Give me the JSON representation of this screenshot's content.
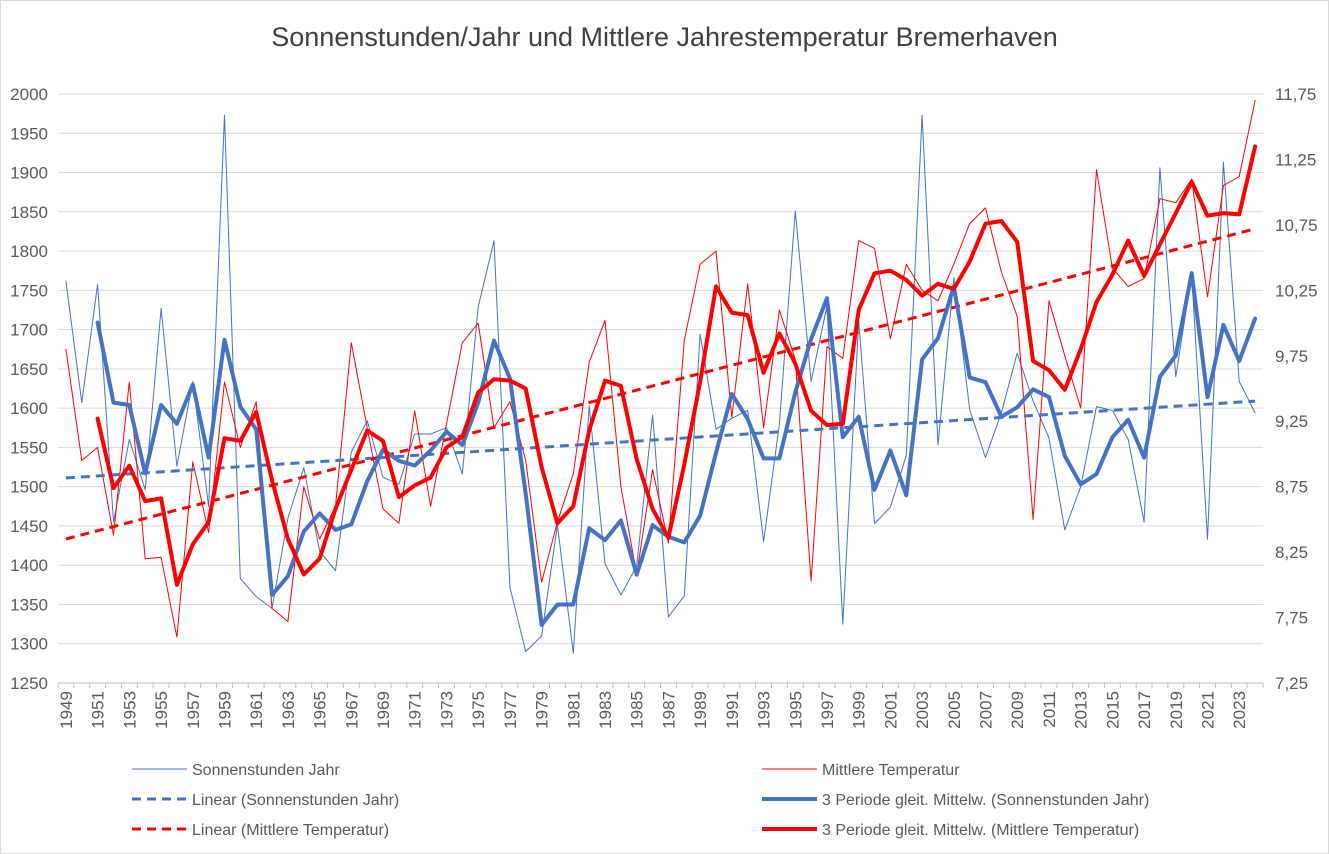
{
  "chart_data": {
    "type": "line",
    "title": "Sonnenstunden/Jahr  und Mittlere Jahrestemperatur  Bremerhaven",
    "x": [
      1949,
      1950,
      1951,
      1952,
      1953,
      1954,
      1955,
      1956,
      1957,
      1958,
      1959,
      1960,
      1961,
      1962,
      1963,
      1964,
      1965,
      1966,
      1967,
      1968,
      1969,
      1970,
      1971,
      1972,
      1973,
      1974,
      1975,
      1976,
      1977,
      1978,
      1979,
      1980,
      1981,
      1982,
      1983,
      1984,
      1985,
      1986,
      1987,
      1988,
      1989,
      1990,
      1991,
      1992,
      1993,
      1994,
      1995,
      1996,
      1997,
      1998,
      1999,
      2000,
      2001,
      2002,
      2003,
      2004,
      2005,
      2006,
      2007,
      2008,
      2009,
      2010,
      2011,
      2012,
      2013,
      2014,
      2015,
      2016,
      2017,
      2018,
      2019,
      2020,
      2021,
      2022,
      2023,
      2024
    ],
    "x_tick_labels": [
      "1949",
      "1951",
      "1953",
      "1955",
      "1957",
      "1959",
      "1961",
      "1963",
      "1965",
      "1967",
      "1969",
      "1971",
      "1973",
      "1975",
      "1977",
      "1979",
      "1981",
      "1983",
      "1985",
      "1987",
      "1989",
      "1991",
      "1993",
      "1995",
      "1997",
      "1999",
      "2001",
      "2003",
      "2005",
      "2007",
      "2009",
      "2011",
      "2013",
      "2015",
      "2017",
      "2019",
      "2021",
      "2023"
    ],
    "y_left": {
      "min": 1250,
      "max": 2000,
      "step": 50,
      "tick_labels": [
        "1250",
        "1300",
        "1350",
        "1400",
        "1450",
        "1500",
        "1550",
        "1600",
        "1650",
        "1700",
        "1750",
        "1800",
        "1850",
        "1900",
        "1950",
        "2000"
      ]
    },
    "y_right": {
      "min": 7.25,
      "max": 11.75,
      "step": 0.5,
      "tick_labels": [
        "7,25",
        "7,75",
        "8,25",
        "8,75",
        "9,25",
        "9,75",
        "10,25",
        "10,75",
        "11,25",
        "11,75"
      ]
    },
    "gridlines": true,
    "series": [
      {
        "name": "Sonnenstunden Jahr",
        "axis": "left",
        "color": "#4472C4",
        "style": "thin",
        "values": [
          1762,
          1607,
          1758,
          1455,
          1560,
          1496,
          1727,
          1526,
          1634,
          1475,
          1973,
          1383,
          1360,
          1345,
          1460,
          1524,
          1418,
          1393,
          1544,
          1584,
          1512,
          1503,
          1567,
          1567,
          1575,
          1516,
          1729,
          1813,
          1372,
          1290,
          1310,
          1451,
          1288,
          1603,
          1402,
          1362,
          1399,
          1591,
          1334,
          1361,
          1694,
          1573,
          1587,
          1597,
          1430,
          1580,
          1851,
          1634,
          1730,
          1325,
          1711,
          1453,
          1474,
          1540,
          1973,
          1553,
          1766,
          1598,
          1537,
          1594,
          1670,
          1609,
          1562,
          1445,
          1500,
          1602,
          1597,
          1560,
          1455,
          1906,
          1640,
          1770,
          1433,
          1913,
          1634,
          1594
        ]
      },
      {
        "name": "Mittlere Temperatur",
        "axis": "right",
        "color": "#FF0000",
        "style": "thin",
        "values": [
          9.8,
          8.95,
          9.05,
          8.38,
          9.55,
          8.2,
          8.21,
          7.6,
          8.94,
          8.4,
          9.55,
          9.05,
          9.4,
          7.82,
          7.72,
          8.75,
          8.35,
          8.6,
          9.85,
          9.2,
          8.58,
          8.47,
          9.33,
          8.6,
          9.23,
          9.85,
          10,
          9.2,
          9.4,
          8.95,
          8.02,
          8.48,
          8.85,
          9.7,
          10.02,
          8.75,
          8.08,
          8.88,
          8.32,
          9.87,
          10.45,
          10.55,
          9.28,
          10.3,
          9.2,
          10.1,
          9.72,
          8.03,
          9.82,
          9.73,
          10.63,
          10.57,
          9.88,
          10.45,
          10.25,
          10.17,
          10.45,
          10.76,
          10.88,
          10.39,
          10.05,
          8.5,
          10.17,
          9.75,
          9.35,
          11.17,
          10.42,
          10.28,
          10.34,
          10.95,
          10.92,
          11.1,
          10.2,
          11.05,
          11.12,
          11.7
        ]
      },
      {
        "name": "Linear (Sonnenstunden Jahr)",
        "axis": "left",
        "color": "#4472C4",
        "style": "dashed",
        "x": [
          1949,
          2024
        ],
        "values": [
          1511,
          1609
        ]
      },
      {
        "name": "3 Periode gleit. Mittelw. (Sonnenstunden Jahr)",
        "axis": "left",
        "color": "#4472C4",
        "style": "thick",
        "values": [
          null,
          null,
          1709,
          1607,
          1604,
          1517,
          1604,
          1580,
          1630,
          1537,
          1687,
          1602,
          1573,
          1362,
          1386,
          1443,
          1466,
          1445,
          1452,
          1507,
          1547,
          1533,
          1527,
          1546,
          1570,
          1553,
          1607,
          1686,
          1638,
          1491,
          1324,
          1350,
          1350,
          1447,
          1432,
          1457,
          1388,
          1451,
          1436,
          1429,
          1463,
          1543,
          1618,
          1586,
          1536,
          1536,
          1620,
          1688,
          1740,
          1563,
          1589,
          1496,
          1546,
          1489,
          1662,
          1689,
          1755,
          1639,
          1633,
          1589,
          1601,
          1624,
          1614,
          1539,
          1503,
          1516,
          1563,
          1585,
          1537,
          1640,
          1667,
          1772,
          1614,
          1706,
          1660,
          1714
        ]
      },
      {
        "name": "Linear (Mittlere Temperatur)",
        "axis": "right",
        "color": "#FF0000",
        "style": "dashed",
        "x": [
          1949,
          2024
        ],
        "values": [
          8.35,
          10.72
        ]
      },
      {
        "name": "3 Periode gleit. Mittelw. (Mittlere Temperatur)",
        "axis": "right",
        "color": "#FF0000",
        "style": "thick",
        "values": [
          null,
          null,
          9.27,
          8.74,
          8.91,
          8.64,
          8.66,
          8.0,
          8.31,
          8.48,
          9.12,
          9.1,
          9.32,
          8.8,
          8.35,
          8.08,
          8.2,
          8.58,
          8.88,
          9.18,
          9.1,
          8.67,
          8.76,
          8.82,
          9.05,
          9.13,
          9.47,
          9.57,
          9.56,
          9.5,
          8.9,
          8.47,
          8.6,
          9.18,
          9.56,
          9.52,
          8.96,
          8.58,
          8.36,
          8.92,
          9.55,
          10.28,
          10.08,
          10.06,
          9.62,
          9.92,
          9.69,
          9.33,
          9.22,
          9.23,
          10.1,
          10.38,
          10.4,
          10.33,
          10.21,
          10.3,
          10.26,
          10.47,
          10.76,
          10.78,
          10.62,
          9.71,
          9.64,
          9.49,
          9.8,
          10.16,
          10.37,
          10.63,
          10.36,
          10.6,
          10.84,
          11.08,
          10.82,
          10.84,
          10.83,
          11.35
        ]
      }
    ],
    "legend": {
      "placement": "bottom",
      "entries": [
        "Sonnenstunden Jahr",
        "Mittlere Temperatur",
        "Linear (Sonnenstunden Jahr)",
        "3 Periode gleit. Mittelw. (Sonnenstunden Jahr)",
        "Linear (Mittlere Temperatur)",
        "3 Periode gleit. Mittelw. (Mittlere Temperatur)"
      ]
    }
  }
}
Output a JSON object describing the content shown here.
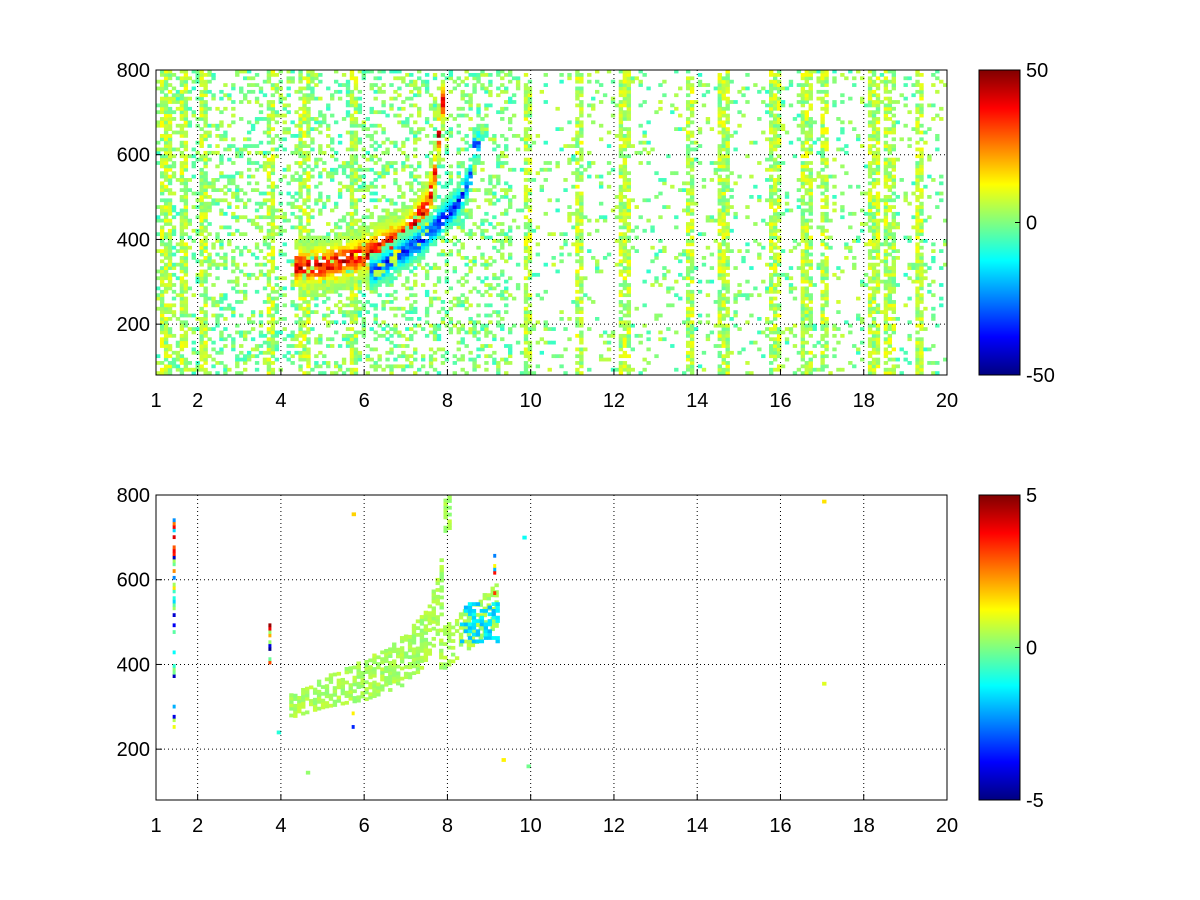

* STATED GOAL
Set every line down exactly as written, leaving each picture out.

* TASK OUTPUT
Give me the JSON representation of this screenshot's content.
{
  "chart_data": {
    "type": "line",
    "title": "Sonnenstunden/Jahr  und Mittlere Jahrestemperatur  Bremerhaven",
    "x": [
      1949,
      1950,
      1951,
      1952,
      1953,
      1954,
      1955,
      1956,
      1957,
      1958,
      1959,
      1960,
      1961,
      1962,
      1963,
      1964,
      1965,
      1966,
      1967,
      1968,
      1969,
      1970,
      1971,
      1972,
      1973,
      1974,
      1975,
      1976,
      1977,
      1978,
      1979,
      1980,
      1981,
      1982,
      1983,
      1984,
      1985,
      1986,
      1987,
      1988,
      1989,
      1990,
      1991,
      1992,
      1993,
      1994,
      1995,
      1996,
      1997,
      1998,
      1999,
      2000,
      2001,
      2002,
      2003,
      2004,
      2005,
      2006,
      2007,
      2008,
      2009,
      2010,
      2011,
      2012,
      2013,
      2014,
      2015,
      2016,
      2017,
      2018,
      2019,
      2020,
      2021,
      2022,
      2023,
      2024
    ],
    "x_tick_labels": [
      "1949",
      "1951",
      "1953",
      "1955",
      "1957",
      "1959",
      "1961",
      "1963",
      "1965",
      "1967",
      "1969",
      "1971",
      "1973",
      "1975",
      "1977",
      "1979",
      "1981",
      "1983",
      "1985",
      "1987",
      "1989",
      "1991",
      "1993",
      "1995",
      "1997",
      "1999",
      "2001",
      "2003",
      "2005",
      "2007",
      "2009",
      "2011",
      "2013",
      "2015",
      "2017",
      "2019",
      "2021",
      "2023"
    ],
    "y_left": {
      "min": 1250,
      "max": 2000,
      "step": 50,
      "tick_labels": [
        "1250",
        "1300",
        "1350",
        "1400",
        "1450",
        "1500",
        "1550",
        "1600",
        "1650",
        "1700",
        "1750",
        "1800",
        "1850",
        "1900",
        "1950",
        "2000"
      ]
    },
    "y_right": {
      "min": 7.25,
      "max": 11.75,
      "step": 0.5,
      "tick_labels": [
        "7,25",
        "7,75",
        "8,25",
        "8,75",
        "9,25",
        "9,75",
        "10,25",
        "10,75",
        "11,25",
        "11,75"
      ]
    },
    "gridlines": true,
    "series": [
      {
        "name": "Sonnenstunden Jahr",
        "axis": "left",
        "color": "#4472C4",
        "style": "thin",
        "values": [
          1762,
          1607,
          1758,
          1455,
          1560,
          1496,
          1727,
          1526,
          1634,
          1475,
          1973,
          1383,
          1360,
          1345,
          1460,
          1524,
          1418,
          1393,
          1544,
          1584,
          1512,
          1503,
          1567,
          1567,
          1575,
          1516,
          1729,
          1813,
          1372,
          1290,
          1310,
          1451,
          1288,
          1603,
          1402,
          1362,
          1399,
          1591,
          1334,
          1361,
          1694,
          1573,
          1587,
          1597,
          1430,
          1580,
          1851,
          1634,
          1730,
          1325,
          1711,
          1453,
          1474,
          1540,
          1973,
          1553,
          1766,
          1598,
          1537,
          1594,
          1670,
          1609,
          1562,
          1445,
          1500,
          1602,
          1597,
          1560,
          1455,
          1906,
          1640,
          1770,
          1433,
          1913,
          1634,
          1594
        ]
      },
      {
        "name": "Mittlere Temperatur",
        "axis": "right",
        "color": "#FF0000",
        "style": "thin",
        "values": [
          9.8,
          8.95,
          9.05,
          8.38,
          9.55,
          8.2,
          8.21,
          7.6,
          8.94,
          8.4,
          9.55,
          9.05,
          9.4,
          7.82,
          7.72,
          8.75,
          8.35,
          8.6,
          9.85,
          9.2,
          8.58,
          8.47,
          9.33,
          8.6,
          9.23,
          9.85,
          10,
          9.2,
          9.4,
          8.95,
          8.02,
          8.48,
          8.85,
          9.7,
          10.02,
          8.75,
          8.08,
          8.88,
          8.32,
          9.87,
          10.45,
          10.55,
          9.28,
          10.3,
          9.2,
          10.1,
          9.72,
          8.03,
          9.82,
          9.73,
          10.63,
          10.57,
          9.88,
          10.45,
          10.25,
          10.17,
          10.45,
          10.76,
          10.88,
          10.39,
          10.05,
          8.5,
          10.17,
          9.75,
          9.35,
          11.17,
          10.42,
          10.28,
          10.34,
          10.95,
          10.92,
          11.1,
          10.2,
          11.05,
          11.12,
          11.7
        ]
      },
      {
        "name": "Linear (Sonnenstunden Jahr)",
        "axis": "left",
        "color": "#4472C4",
        "style": "dashed",
        "x": [
          1949,
          2024
        ],
        "values": [
          1511,
          1609
        ]
      },
      {
        "name": "3 Periode gleit. Mittelw. (Sonnenstunden Jahr)",
        "axis": "left",
        "color": "#4472C4",
        "style": "thick",
        "values": [
          null,
          null,
          1709,
          1607,
          1604,
          1517,
          1604,
          1580,
          1630,
          1537,
          1687,
          1602,
          1573,
          1362,
          1386,
          1443,
          1466,
          1445,
          1452,
          1507,
          1547,
          1533,
          1527,
          1546,
          1570,
          1553,
          1607,
          1686,
          1638,
          1491,
          1324,
          1350,
          1350,
          1447,
          1432,
          1457,
          1388,
          1451,
          1436,
          1429,
          1463,
          1543,
          1618,
          1586,
          1536,
          1536,
          1620,
          1688,
          1740,
          1563,
          1589,
          1496,
          1546,
          1489,
          1662,
          1689,
          1755,
          1639,
          1633,
          1589,
          1601,
          1624,
          1614,
          1539,
          1503,
          1516,
          1563,
          1585,
          1537,
          1640,
          1667,
          1772,
          1614,
          1706,
          1660,
          1714
        ]
      },
      {
        "name": "Linear (Mittlere Temperatur)",
        "axis": "right",
        "color": "#FF0000",
        "style": "dashed",
        "x": [
          1949,
          2024
        ],
        "values": [
          8.35,
          10.72
        ]
      },
      {
        "name": "3 Periode gleit. Mittelw. (Mittlere Temperatur)",
        "axis": "right",
        "color": "#FF0000",
        "style": "thick",
        "values": [
          null,
          null,
          9.27,
          8.74,
          8.91,
          8.64,
          8.66,
          8.0,
          8.31,
          8.48,
          9.12,
          9.1,
          9.32,
          8.8,
          8.35,
          8.08,
          8.2,
          8.58,
          8.88,
          9.18,
          9.1,
          8.67,
          8.76,
          8.82,
          9.05,
          9.13,
          9.47,
          9.57,
          9.56,
          9.5,
          8.9,
          8.47,
          8.6,
          9.18,
          9.56,
          9.52,
          8.96,
          8.58,
          8.36,
          8.92,
          9.55,
          10.28,
          10.08,
          10.06,
          9.62,
          9.92,
          9.69,
          9.33,
          9.22,
          9.23,
          10.1,
          10.38,
          10.4,
          10.33,
          10.21,
          10.3,
          10.26,
          10.47,
          10.76,
          10.78,
          10.62,
          9.71,
          9.64,
          9.49,
          9.8,
          10.16,
          10.37,
          10.63,
          10.36,
          10.6,
          10.84,
          11.08,
          10.82,
          10.84,
          10.83,
          11.35
        ]
      }
    ],
    "legend": {
      "placement": "bottom",
      "entries": [
        "Sonnenstunden Jahr",
        "Mittlere Temperatur",
        "Linear (Sonnenstunden Jahr)",
        "3 Periode gleit. Mittelw. (Sonnenstunden Jahr)",
        "Linear (Mittlere Temperatur)",
        "3 Periode gleit. Mittelw. (Mittlere Temperatur)"
      ]
    }
  }
}
Output a JSON object describing the content shown here.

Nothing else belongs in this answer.